What the exercise asks. Convert the material from its first line through the line containing "pin-name: GPIO1 bbox=[44, 474, 94, 522]" into a Markdown table with the columns No. and Entry. Give each line its own numbered row and leave out any blank lines.

Records held in a dataset:

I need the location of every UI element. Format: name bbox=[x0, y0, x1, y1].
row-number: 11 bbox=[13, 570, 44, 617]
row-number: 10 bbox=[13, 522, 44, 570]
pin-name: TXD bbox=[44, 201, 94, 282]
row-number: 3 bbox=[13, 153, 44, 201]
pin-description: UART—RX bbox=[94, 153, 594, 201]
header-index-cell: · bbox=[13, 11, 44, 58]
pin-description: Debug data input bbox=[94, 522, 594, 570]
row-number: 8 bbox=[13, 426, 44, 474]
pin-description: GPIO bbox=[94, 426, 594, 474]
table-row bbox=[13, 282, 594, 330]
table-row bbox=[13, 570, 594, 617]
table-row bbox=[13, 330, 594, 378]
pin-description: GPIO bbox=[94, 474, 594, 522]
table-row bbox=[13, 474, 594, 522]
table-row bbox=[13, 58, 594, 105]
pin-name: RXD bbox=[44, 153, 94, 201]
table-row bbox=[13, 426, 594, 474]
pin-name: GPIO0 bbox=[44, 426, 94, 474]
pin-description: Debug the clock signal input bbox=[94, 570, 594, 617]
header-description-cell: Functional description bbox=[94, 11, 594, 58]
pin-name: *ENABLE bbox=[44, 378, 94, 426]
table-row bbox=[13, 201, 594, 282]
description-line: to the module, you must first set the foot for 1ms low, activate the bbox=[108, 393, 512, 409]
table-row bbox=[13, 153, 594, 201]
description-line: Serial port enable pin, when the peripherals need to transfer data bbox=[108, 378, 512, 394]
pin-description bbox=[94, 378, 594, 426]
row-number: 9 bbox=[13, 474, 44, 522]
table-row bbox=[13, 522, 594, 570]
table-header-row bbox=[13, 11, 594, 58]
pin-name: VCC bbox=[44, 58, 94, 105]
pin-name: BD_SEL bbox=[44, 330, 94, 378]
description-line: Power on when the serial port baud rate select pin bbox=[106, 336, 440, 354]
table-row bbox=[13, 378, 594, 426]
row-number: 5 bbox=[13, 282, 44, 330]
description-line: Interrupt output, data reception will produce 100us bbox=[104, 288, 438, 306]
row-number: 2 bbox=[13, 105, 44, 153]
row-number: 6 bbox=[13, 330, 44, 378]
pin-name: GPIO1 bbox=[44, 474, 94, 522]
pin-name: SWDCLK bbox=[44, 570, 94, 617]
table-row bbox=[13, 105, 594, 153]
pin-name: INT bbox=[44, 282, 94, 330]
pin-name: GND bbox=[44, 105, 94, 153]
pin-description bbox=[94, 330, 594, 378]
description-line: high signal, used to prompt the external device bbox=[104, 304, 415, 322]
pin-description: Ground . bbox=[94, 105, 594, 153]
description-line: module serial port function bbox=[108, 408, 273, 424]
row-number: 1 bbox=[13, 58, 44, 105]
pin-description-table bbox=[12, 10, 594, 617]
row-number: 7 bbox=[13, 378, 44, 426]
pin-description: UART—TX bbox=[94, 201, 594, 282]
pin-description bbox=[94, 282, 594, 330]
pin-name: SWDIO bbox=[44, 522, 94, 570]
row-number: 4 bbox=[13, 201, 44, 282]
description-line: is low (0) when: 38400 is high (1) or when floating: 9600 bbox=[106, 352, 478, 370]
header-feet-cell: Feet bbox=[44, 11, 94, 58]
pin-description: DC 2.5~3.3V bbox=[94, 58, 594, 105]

Worked solution.
| No. | Entry |
|---|---|
| 1 | I need the location of every UI element. Format: name bbox=[x0, y0, x1, y1]. |
| 2 | row-number: 11 bbox=[13, 570, 44, 617] |
| 3 | row-number: 10 bbox=[13, 522, 44, 570] |
| 4 | pin-name: TXD bbox=[44, 201, 94, 282] |
| 5 | row-number: 3 bbox=[13, 153, 44, 201] |
| 6 | pin-description: UART—RX bbox=[94, 153, 594, 201] |
| 7 | header-index-cell: · bbox=[13, 11, 44, 58] |
| 8 | pin-description: Debug data input bbox=[94, 522, 594, 570] |
| 9 | row-number: 8 bbox=[13, 426, 44, 474] |
| 10 | pin-description: GPIO bbox=[94, 426, 594, 474] |
| 11 | table-row bbox=[13, 282, 594, 330] |
| 12 | table-row bbox=[13, 570, 594, 617] |
| 13 | table-row bbox=[13, 330, 594, 378] |
| 14 | pin-description: GPIO bbox=[94, 474, 594, 522] |
| 15 | table-row bbox=[13, 474, 594, 522] |
| 16 | table-row bbox=[13, 58, 594, 105] |
| 17 | pin-name: RXD bbox=[44, 153, 94, 201] |
| 18 | table-row bbox=[13, 426, 594, 474] |
| 19 | pin-name: GPIO0 bbox=[44, 426, 94, 474] |
| 20 | pin-description: Debug the clock signal input bbox=[94, 570, 594, 617] |
| 21 | header-description-cell: Functional description bbox=[94, 11, 594, 58] |
| 22 | pin-name: *ENABLE bbox=[44, 378, 94, 426] |
| 23 | table-row bbox=[13, 201, 594, 282] |
| 24 | description-line: to the module, you must first set the foot for 1ms low, activate the bbox=[108, 393, 512, 409] |
| 25 | table-row bbox=[13, 153, 594, 201] |
| 26 | description-line: Serial port enable pin, when the peripherals need to transfer data bbox=[108, 378, 512, 394] |
| 27 | pin-description bbox=[94, 378, 594, 426] |
| 28 | row-number: 9 bbox=[13, 474, 44, 522] |
| 29 | table-row bbox=[13, 522, 594, 570] |
| 30 | table-header-row bbox=[13, 11, 594, 58] |
| 31 | pin-name: VCC bbox=[44, 58, 94, 105] |
| 32 | pin-name: BD_SEL bbox=[44, 330, 94, 378] |
| 33 | description-line: Power on when the serial port baud rate select pin bbox=[106, 336, 440, 354] |
| 34 | table-row bbox=[13, 378, 594, 426] |
| 35 | row-number: 5 bbox=[13, 282, 44, 330] |
| 36 | description-line: Interrupt output, data reception will produce 100us bbox=[104, 288, 438, 306] |
| 37 | row-number: 2 bbox=[13, 105, 44, 153] |
| 38 | row-number: 6 bbox=[13, 330, 44, 378] |
| 39 | pin-name: GPIO1 bbox=[44, 474, 94, 522] |